(Stored entries)
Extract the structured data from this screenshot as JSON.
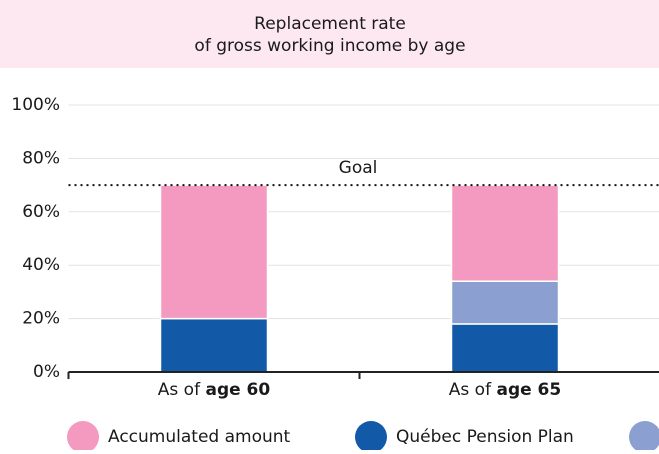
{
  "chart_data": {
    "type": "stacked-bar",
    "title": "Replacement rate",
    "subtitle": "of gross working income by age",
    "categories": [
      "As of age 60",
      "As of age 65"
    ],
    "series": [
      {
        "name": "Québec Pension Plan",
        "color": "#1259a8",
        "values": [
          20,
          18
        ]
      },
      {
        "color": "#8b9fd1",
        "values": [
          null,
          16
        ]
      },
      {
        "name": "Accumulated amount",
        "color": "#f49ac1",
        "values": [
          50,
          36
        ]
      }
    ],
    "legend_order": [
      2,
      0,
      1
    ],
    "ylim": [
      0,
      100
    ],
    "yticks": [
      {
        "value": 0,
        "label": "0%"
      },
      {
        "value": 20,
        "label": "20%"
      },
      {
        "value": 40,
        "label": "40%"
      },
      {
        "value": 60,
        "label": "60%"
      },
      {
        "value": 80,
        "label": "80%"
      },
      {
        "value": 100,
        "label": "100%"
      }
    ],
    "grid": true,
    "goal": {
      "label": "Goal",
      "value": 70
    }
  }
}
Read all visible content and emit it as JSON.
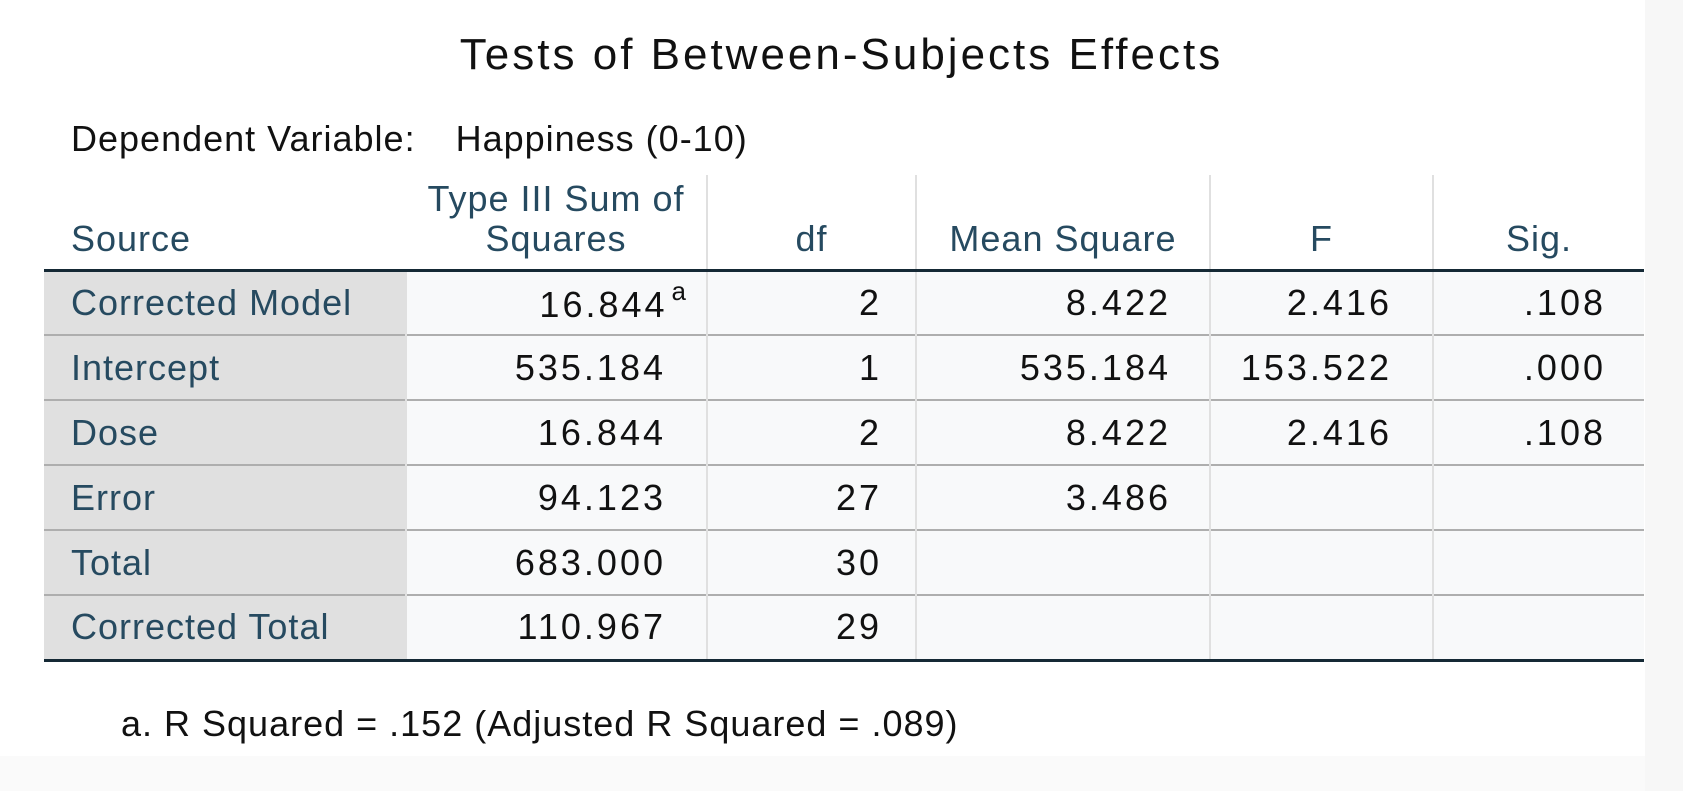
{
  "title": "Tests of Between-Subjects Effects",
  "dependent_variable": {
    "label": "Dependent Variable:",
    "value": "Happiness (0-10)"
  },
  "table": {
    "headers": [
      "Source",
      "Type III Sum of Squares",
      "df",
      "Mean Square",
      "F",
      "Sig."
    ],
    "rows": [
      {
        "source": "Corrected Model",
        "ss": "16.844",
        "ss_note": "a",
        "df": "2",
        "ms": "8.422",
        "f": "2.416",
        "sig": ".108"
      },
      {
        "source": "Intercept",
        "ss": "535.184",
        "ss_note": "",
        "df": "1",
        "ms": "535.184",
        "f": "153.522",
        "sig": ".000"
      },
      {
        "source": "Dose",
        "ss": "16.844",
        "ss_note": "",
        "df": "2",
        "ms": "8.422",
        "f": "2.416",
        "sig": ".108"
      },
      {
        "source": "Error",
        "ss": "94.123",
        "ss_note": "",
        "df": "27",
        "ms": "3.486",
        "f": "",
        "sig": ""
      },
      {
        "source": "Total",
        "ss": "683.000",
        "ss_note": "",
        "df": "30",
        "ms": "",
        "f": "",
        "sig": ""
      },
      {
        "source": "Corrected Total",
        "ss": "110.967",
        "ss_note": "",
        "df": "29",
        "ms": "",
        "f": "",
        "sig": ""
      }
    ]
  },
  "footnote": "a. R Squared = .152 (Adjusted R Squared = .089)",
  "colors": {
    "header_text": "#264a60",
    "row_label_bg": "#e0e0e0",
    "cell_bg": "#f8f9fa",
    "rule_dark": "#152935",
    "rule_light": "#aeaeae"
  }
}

> **WHAT YOU HAVE TO DO**
Each entry above should be reproduced exactly, with the pictures removed.

> **SOLUTION FOR THIS PROBLEM**
Extract the structured data from this screenshot as JSON.
{
  "chart_data": {
    "type": "stacked-bar",
    "title": "Replacement rate",
    "subtitle": "of gross working income by age",
    "categories": [
      "As of age 60",
      "As of age 65"
    ],
    "series": [
      {
        "name": "Québec Pension Plan",
        "color": "#1259a8",
        "values": [
          20,
          18
        ]
      },
      {
        "color": "#8b9fd1",
        "values": [
          null,
          16
        ]
      },
      {
        "name": "Accumulated amount",
        "color": "#f49ac1",
        "values": [
          50,
          36
        ]
      }
    ],
    "legend_order": [
      2,
      0,
      1
    ],
    "ylim": [
      0,
      100
    ],
    "yticks": [
      {
        "value": 0,
        "label": "0%"
      },
      {
        "value": 20,
        "label": "20%"
      },
      {
        "value": 40,
        "label": "40%"
      },
      {
        "value": 60,
        "label": "60%"
      },
      {
        "value": 80,
        "label": "80%"
      },
      {
        "value": 100,
        "label": "100%"
      }
    ],
    "grid": true,
    "goal": {
      "label": "Goal",
      "value": 70
    }
  }
}
Read all visible content and emit it as JSON.
{
  "title": "Tests of Between-Subjects Effects",
  "dependent_variable": {
    "label": "Dependent Variable:",
    "value": "Happiness (0-10)"
  },
  "table": {
    "headers": [
      "Source",
      "Type III Sum of Squares",
      "df",
      "Mean Square",
      "F",
      "Sig."
    ],
    "rows": [
      {
        "source": "Corrected Model",
        "ss": "16.844",
        "ss_note": "a",
        "df": "2",
        "ms": "8.422",
        "f": "2.416",
        "sig": ".108"
      },
      {
        "source": "Intercept",
        "ss": "535.184",
        "ss_note": "",
        "df": "1",
        "ms": "535.184",
        "f": "153.522",
        "sig": ".000"
      },
      {
        "source": "Dose",
        "ss": "16.844",
        "ss_note": "",
        "df": "2",
        "ms": "8.422",
        "f": "2.416",
        "sig": ".108"
      },
      {
        "source": "Error",
        "ss": "94.123",
        "ss_note": "",
        "df": "27",
        "ms": "3.486",
        "f": "",
        "sig": ""
      },
      {
        "source": "Total",
        "ss": "683.000",
        "ss_note": "",
        "df": "30",
        "ms": "",
        "f": "",
        "sig": ""
      },
      {
        "source": "Corrected Total",
        "ss": "110.967",
        "ss_note": "",
        "df": "29",
        "ms": "",
        "f": "",
        "sig": ""
      }
    ]
  },
  "footnote": "a. R Squared = .152 (Adjusted R Squared = .089)",
  "colors": {
    "header_text": "#264a60",
    "row_label_bg": "#e0e0e0",
    "cell_bg": "#f8f9fa",
    "rule_dark": "#152935",
    "rule_light": "#aeaeae"
  }
}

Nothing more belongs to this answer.